EXERCISE DESCRIPTION: In this exercise, copy exactly the lines from the one that contains "Read this page and output its text content." through the end of the entries below; pictures are not copied.

Items from a data source:
** Begin **

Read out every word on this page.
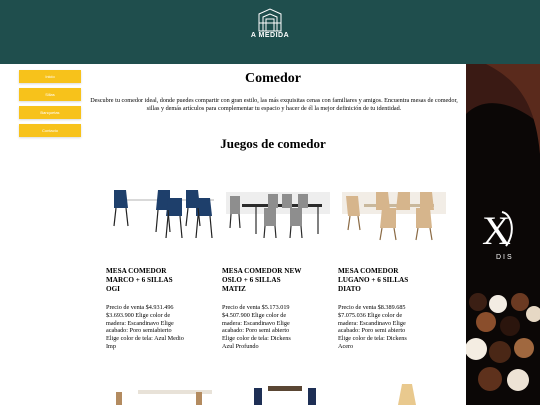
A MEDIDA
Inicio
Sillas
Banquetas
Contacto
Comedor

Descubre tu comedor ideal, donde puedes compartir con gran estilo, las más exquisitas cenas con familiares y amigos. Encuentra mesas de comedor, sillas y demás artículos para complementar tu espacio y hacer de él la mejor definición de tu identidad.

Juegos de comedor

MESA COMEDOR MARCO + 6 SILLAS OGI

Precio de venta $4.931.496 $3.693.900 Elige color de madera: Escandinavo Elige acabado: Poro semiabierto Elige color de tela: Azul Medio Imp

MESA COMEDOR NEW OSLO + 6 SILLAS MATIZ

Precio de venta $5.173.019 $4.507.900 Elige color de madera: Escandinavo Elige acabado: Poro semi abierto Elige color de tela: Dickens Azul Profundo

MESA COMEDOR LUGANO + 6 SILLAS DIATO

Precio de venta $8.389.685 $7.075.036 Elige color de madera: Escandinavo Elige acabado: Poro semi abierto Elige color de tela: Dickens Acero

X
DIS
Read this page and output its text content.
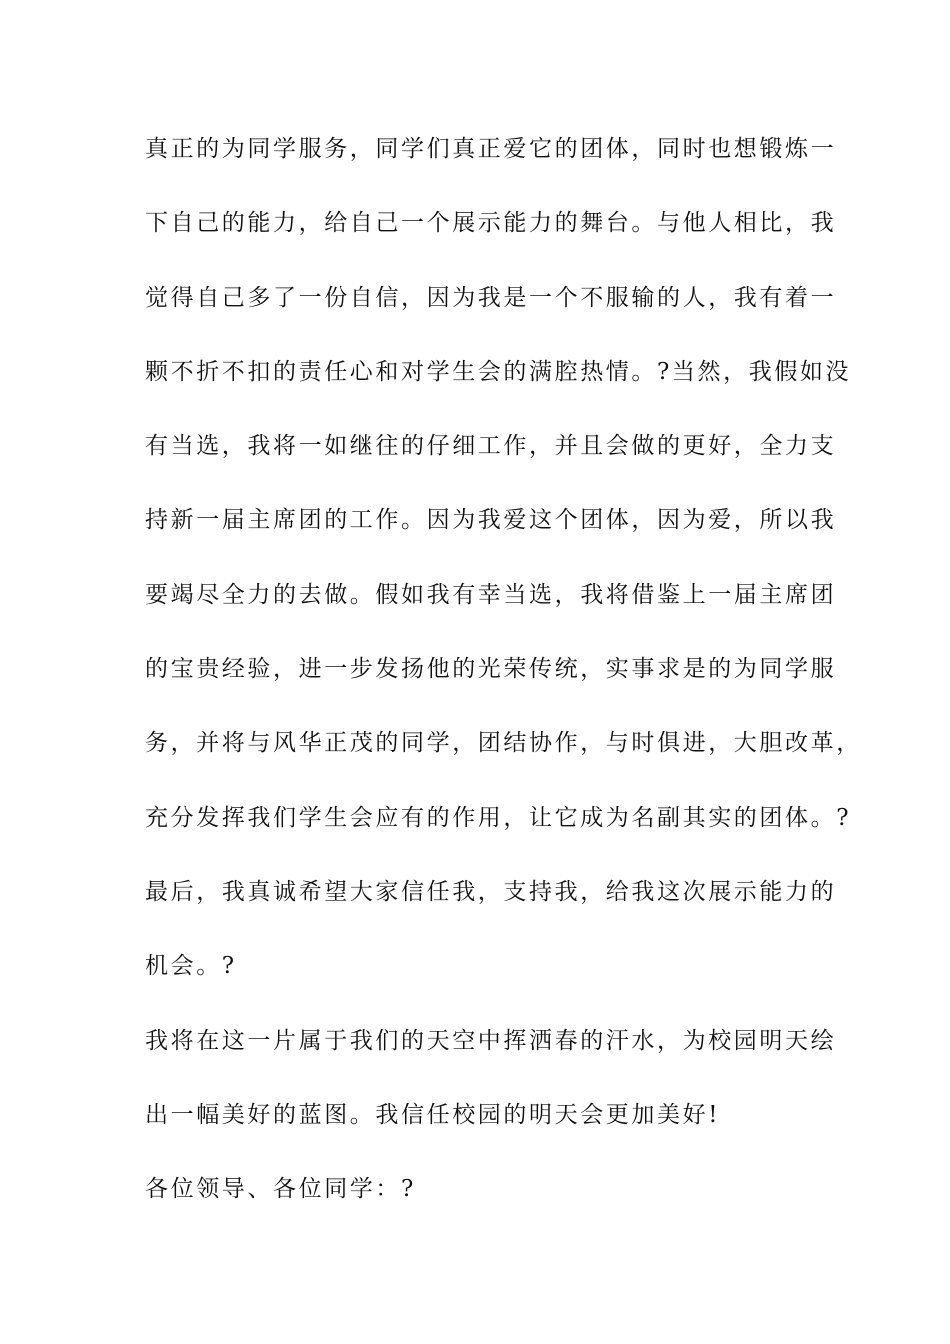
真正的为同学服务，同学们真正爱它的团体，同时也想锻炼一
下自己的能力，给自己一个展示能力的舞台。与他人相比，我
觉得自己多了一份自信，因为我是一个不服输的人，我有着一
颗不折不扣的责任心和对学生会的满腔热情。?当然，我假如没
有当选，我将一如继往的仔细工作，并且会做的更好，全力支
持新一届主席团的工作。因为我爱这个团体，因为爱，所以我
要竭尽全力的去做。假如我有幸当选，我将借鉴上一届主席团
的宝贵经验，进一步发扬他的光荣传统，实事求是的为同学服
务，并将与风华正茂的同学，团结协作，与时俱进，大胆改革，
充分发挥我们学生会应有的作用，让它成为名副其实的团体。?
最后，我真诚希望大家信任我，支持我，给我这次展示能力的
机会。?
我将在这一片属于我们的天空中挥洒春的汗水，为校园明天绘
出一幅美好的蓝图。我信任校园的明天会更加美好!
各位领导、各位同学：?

** End **

RESPONSE TO THIS EXERCISE:
Read this page and output its text content.
真正的为同学服务，同学们真正爱它的团体，同时也想锻炼一
下自己的能力，给自己一个展示能力的舞台。与他人相比，我
觉得自己多了一份自信，因为我是一个不服输的人，我有着一
颗不折不扣的责任心和对学生会的满腔热情。?当然，我假如没
有当选，我将一如继往的仔细工作，并且会做的更好，全力支
持新一届主席团的工作。因为我爱这个团体，因为爱，所以我
要竭尽全力的去做。假如我有幸当选，我将借鉴上一届主席团
的宝贵经验，进一步发扬他的光荣传统，实事求是的为同学服
务，并将与风华正茂的同学，团结协作，与时俱进，大胆改革，
充分发挥我们学生会应有的作用，让它成为名副其实的团体。?
最后，我真诚希望大家信任我，支持我，给我这次展示能力的
机会。?
我将在这一片属于我们的天空中挥洒春的汗水，为校园明天绘
出一幅美好的蓝图。我信任校园的明天会更加美好!
各位领导、各位同学：?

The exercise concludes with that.